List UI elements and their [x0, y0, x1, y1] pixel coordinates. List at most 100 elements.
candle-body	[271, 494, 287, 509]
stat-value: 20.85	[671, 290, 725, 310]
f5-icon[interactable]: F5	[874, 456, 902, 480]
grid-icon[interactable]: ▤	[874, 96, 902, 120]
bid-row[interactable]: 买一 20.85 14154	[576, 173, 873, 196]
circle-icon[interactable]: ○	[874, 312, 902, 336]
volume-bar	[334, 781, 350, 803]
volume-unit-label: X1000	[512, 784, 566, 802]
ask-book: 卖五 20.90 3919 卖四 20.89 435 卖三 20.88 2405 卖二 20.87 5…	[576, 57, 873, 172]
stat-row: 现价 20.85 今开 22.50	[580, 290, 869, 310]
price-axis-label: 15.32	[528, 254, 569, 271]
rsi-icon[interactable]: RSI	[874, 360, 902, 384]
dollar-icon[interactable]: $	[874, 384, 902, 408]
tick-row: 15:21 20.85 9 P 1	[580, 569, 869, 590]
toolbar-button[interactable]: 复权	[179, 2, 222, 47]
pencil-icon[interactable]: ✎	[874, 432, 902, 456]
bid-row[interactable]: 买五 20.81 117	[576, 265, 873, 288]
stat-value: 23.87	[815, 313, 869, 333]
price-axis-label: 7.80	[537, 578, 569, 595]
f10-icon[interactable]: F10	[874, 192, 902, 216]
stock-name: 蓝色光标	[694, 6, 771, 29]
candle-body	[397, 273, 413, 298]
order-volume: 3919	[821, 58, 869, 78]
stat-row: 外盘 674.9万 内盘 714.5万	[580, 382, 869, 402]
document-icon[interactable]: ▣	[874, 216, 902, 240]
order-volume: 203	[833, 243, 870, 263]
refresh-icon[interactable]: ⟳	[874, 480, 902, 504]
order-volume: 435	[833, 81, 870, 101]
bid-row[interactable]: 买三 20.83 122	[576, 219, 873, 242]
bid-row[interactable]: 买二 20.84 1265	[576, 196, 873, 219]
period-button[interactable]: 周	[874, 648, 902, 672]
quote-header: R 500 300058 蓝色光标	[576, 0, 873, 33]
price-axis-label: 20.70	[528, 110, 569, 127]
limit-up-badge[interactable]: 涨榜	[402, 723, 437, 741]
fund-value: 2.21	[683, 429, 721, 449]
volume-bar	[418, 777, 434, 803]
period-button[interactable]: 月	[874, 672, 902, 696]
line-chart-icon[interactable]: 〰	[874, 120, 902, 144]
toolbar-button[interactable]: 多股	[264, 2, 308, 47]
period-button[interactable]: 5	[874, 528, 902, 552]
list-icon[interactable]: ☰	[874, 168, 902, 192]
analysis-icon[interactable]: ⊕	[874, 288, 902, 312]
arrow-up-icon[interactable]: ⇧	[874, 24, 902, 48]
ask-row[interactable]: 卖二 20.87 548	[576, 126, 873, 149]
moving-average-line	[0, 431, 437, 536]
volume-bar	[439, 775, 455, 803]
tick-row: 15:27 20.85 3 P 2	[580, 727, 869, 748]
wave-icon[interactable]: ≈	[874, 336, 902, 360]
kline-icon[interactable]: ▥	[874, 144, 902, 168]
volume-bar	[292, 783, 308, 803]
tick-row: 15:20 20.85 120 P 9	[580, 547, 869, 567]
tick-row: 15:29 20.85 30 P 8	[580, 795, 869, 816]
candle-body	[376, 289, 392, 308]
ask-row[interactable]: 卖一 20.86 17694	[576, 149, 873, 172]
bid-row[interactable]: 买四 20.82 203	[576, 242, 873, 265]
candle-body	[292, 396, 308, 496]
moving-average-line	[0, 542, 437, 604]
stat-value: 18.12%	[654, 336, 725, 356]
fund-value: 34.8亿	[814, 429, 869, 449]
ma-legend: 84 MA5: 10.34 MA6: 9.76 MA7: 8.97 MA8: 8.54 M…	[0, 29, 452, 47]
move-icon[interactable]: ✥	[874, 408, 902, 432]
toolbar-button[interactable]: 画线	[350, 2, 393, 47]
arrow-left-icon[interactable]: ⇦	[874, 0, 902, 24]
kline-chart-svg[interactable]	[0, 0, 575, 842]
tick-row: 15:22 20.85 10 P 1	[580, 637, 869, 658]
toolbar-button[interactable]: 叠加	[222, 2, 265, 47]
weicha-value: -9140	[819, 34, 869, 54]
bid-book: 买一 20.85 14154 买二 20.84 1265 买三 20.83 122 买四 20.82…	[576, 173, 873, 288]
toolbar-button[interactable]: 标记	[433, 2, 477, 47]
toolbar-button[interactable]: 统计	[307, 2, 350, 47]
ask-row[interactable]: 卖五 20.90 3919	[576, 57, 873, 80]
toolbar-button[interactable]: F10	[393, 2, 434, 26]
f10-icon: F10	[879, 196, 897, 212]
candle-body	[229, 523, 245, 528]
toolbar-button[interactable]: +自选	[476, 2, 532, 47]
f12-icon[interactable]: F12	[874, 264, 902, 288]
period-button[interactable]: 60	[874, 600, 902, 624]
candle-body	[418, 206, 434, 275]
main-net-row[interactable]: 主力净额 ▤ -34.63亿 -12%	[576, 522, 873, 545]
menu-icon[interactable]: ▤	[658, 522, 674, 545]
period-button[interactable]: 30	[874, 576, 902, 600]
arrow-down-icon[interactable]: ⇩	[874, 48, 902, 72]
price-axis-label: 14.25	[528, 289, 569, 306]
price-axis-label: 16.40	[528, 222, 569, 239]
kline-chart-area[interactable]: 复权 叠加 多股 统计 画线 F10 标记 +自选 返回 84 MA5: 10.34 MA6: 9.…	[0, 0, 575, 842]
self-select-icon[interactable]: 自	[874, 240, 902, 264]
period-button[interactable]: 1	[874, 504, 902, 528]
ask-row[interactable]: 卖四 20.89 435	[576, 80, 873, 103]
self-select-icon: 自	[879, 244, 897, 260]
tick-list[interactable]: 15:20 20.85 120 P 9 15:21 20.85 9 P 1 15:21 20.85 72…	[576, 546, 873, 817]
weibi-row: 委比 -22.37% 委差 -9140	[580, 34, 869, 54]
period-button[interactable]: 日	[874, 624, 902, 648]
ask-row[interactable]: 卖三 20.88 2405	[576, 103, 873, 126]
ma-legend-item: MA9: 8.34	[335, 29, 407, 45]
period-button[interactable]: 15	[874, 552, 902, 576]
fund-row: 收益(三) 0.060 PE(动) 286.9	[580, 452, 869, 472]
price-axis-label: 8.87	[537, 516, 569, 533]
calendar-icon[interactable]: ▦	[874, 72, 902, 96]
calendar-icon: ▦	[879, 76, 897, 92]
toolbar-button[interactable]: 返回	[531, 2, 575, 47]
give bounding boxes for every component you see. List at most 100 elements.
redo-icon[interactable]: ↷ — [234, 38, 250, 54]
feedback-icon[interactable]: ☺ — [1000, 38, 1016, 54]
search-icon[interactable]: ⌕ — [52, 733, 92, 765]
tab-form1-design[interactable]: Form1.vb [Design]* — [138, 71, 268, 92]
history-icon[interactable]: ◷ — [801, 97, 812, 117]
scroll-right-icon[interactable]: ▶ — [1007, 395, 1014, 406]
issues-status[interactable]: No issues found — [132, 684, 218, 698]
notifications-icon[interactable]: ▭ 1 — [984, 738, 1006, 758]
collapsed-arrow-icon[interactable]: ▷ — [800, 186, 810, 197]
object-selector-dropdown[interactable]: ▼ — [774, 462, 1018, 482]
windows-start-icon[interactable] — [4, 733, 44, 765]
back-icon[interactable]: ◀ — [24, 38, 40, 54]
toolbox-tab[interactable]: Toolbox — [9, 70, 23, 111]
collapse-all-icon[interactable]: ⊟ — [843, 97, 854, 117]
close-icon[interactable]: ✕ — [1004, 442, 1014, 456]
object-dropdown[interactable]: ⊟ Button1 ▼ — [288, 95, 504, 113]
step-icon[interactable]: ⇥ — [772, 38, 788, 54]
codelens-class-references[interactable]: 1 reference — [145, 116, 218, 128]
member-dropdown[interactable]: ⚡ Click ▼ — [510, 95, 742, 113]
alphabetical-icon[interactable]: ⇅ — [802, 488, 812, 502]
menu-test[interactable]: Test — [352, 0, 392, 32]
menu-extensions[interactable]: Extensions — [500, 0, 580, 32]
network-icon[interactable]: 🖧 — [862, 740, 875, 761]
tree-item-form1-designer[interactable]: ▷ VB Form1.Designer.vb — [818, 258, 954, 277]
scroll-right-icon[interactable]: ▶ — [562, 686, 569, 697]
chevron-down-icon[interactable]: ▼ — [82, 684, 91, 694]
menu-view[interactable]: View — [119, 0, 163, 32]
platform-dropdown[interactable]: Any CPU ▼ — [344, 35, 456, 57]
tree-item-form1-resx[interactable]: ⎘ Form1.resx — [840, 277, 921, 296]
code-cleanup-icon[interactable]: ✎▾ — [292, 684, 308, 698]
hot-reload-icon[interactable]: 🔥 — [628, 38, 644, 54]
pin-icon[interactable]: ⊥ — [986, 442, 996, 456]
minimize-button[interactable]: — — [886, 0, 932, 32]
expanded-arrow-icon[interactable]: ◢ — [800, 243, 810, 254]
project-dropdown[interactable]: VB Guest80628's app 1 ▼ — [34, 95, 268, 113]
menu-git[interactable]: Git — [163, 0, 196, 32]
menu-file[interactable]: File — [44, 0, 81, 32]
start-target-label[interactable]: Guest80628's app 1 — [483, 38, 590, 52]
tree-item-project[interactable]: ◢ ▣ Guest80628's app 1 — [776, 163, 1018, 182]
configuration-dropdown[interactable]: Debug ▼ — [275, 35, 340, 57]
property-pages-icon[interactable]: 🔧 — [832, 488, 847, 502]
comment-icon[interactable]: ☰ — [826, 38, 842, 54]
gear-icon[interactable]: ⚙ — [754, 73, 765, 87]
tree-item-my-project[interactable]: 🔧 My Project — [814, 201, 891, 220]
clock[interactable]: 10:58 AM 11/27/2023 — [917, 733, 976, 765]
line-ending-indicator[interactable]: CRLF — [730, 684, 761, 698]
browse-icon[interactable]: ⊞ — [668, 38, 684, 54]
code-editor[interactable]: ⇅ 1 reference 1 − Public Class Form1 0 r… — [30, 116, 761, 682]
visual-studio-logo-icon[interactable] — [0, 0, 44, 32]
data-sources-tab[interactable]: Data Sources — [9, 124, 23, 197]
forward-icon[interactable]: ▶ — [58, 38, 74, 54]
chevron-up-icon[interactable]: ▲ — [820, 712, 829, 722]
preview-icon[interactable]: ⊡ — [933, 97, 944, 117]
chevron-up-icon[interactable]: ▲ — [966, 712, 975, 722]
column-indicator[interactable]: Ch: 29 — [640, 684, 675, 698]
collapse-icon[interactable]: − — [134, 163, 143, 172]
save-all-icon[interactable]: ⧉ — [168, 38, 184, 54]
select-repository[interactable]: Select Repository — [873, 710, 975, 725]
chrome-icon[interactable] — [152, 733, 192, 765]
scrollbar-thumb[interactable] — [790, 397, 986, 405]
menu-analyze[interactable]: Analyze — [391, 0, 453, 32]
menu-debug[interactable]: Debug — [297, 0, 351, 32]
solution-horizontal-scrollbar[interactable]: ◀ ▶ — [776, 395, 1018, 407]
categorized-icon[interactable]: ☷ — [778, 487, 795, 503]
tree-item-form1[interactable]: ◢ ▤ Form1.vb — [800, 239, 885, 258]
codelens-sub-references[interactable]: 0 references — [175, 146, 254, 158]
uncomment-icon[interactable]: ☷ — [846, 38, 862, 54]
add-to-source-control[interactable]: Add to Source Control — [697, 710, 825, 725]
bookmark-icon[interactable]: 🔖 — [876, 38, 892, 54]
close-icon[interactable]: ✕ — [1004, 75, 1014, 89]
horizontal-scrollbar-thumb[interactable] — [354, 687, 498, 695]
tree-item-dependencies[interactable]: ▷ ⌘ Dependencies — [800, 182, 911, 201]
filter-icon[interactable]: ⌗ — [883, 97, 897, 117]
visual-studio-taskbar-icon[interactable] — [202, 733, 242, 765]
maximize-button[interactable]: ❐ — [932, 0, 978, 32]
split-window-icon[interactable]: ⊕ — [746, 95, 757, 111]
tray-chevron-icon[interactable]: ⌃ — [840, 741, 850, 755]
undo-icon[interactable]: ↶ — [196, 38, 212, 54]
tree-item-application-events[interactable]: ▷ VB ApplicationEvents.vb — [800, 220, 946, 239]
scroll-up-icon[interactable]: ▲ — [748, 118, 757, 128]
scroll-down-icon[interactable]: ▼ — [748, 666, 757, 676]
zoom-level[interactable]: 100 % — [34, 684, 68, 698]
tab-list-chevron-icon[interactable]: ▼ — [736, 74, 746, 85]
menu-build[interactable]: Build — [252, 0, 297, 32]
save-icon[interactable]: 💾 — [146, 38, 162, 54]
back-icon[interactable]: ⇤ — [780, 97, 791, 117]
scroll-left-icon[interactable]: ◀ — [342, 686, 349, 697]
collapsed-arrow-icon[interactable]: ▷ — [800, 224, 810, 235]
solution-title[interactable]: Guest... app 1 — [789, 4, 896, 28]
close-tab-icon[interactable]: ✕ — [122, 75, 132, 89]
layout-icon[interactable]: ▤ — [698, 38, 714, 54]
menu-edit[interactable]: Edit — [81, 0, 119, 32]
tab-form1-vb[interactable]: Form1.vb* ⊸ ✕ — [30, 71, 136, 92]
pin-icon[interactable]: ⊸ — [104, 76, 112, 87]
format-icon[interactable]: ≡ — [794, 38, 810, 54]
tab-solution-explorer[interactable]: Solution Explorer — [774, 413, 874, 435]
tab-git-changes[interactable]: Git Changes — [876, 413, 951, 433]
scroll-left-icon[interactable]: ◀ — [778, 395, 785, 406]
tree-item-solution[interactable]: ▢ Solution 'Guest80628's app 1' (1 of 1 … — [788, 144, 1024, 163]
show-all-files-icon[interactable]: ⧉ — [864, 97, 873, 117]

**PROBLEM DETAILS:**
Render as a numbered list the lines of the material from the first line up to and including the line containing "96, 902, 120]", skipping any blank lines.

**SOLUTION TO THIS TASK:**
1. List UI elements and their [x0, y0, x1, y1] pixel coordinates. List at most 100 elements.
2. candle-body	[271, 494, 287, 509]
3. stat-value: 20.85	[671, 290, 725, 310]
4. f5-icon[interactable]: F5	[874, 456, 902, 480]
5. grid-icon[interactable]: ▤	[874, 96, 902, 120]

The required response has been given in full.